== Task requirements ==
Find the lines that hold the word "text" and return them.

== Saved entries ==
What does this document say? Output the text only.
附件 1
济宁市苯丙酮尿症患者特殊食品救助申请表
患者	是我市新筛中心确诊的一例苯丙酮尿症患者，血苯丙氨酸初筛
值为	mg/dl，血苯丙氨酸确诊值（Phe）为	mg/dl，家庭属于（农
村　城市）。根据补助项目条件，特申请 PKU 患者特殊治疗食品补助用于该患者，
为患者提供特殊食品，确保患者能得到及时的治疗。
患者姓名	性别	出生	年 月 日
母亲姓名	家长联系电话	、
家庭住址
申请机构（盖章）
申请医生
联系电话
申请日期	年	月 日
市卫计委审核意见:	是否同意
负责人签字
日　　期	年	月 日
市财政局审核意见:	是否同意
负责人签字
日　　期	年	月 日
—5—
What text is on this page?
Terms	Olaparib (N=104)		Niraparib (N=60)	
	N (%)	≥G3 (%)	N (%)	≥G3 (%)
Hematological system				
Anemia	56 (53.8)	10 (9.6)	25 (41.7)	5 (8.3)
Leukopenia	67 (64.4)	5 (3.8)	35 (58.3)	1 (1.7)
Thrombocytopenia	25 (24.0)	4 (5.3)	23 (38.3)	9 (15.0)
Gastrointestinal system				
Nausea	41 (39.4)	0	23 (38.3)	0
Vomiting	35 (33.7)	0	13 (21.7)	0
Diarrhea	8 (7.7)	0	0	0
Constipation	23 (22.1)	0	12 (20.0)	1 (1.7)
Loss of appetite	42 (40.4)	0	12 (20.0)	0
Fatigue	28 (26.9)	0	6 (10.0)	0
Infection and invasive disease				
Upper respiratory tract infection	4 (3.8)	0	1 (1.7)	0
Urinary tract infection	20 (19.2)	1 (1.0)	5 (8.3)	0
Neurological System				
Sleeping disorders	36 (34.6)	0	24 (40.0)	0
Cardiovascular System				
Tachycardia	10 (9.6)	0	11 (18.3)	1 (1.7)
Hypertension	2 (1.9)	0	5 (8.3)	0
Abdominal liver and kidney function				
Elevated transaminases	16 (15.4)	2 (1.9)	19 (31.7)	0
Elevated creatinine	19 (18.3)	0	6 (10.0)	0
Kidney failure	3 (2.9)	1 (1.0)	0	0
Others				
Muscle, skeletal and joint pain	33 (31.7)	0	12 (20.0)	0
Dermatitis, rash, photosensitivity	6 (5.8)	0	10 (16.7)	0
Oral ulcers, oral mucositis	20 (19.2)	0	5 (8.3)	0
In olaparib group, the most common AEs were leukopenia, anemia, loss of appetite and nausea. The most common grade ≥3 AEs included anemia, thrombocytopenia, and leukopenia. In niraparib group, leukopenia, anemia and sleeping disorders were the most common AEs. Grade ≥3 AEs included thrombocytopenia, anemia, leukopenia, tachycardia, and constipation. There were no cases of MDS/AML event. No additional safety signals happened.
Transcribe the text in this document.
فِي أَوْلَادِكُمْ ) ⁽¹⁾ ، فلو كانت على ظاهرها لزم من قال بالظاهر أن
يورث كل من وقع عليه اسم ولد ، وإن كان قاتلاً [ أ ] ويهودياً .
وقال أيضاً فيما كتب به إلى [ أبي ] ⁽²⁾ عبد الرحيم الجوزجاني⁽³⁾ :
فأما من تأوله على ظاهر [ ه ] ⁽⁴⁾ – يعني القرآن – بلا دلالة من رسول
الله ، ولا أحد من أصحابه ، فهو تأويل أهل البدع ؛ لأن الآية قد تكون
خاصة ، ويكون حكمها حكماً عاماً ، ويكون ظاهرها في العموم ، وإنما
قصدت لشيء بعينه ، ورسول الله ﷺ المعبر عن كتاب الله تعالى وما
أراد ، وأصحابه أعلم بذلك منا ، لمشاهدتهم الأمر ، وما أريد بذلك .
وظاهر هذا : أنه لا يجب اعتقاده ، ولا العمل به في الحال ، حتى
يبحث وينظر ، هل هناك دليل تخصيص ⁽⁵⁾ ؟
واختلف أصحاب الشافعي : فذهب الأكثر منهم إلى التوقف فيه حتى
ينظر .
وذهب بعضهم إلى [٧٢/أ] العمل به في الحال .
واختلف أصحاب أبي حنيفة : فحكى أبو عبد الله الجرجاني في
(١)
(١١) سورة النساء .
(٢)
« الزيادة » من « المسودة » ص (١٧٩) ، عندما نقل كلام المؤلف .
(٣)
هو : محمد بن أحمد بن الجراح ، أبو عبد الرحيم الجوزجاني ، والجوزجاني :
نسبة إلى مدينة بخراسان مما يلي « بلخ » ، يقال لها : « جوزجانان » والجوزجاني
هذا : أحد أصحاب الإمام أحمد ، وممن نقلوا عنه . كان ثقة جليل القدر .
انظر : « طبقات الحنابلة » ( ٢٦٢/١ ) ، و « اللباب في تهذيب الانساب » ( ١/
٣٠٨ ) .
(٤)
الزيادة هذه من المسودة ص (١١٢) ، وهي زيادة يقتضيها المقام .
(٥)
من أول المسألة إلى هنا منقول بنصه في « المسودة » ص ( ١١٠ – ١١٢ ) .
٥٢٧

== The completed task ==
What does this document say? Output the text only.
What text is on this page?
Transcribe the text in this document.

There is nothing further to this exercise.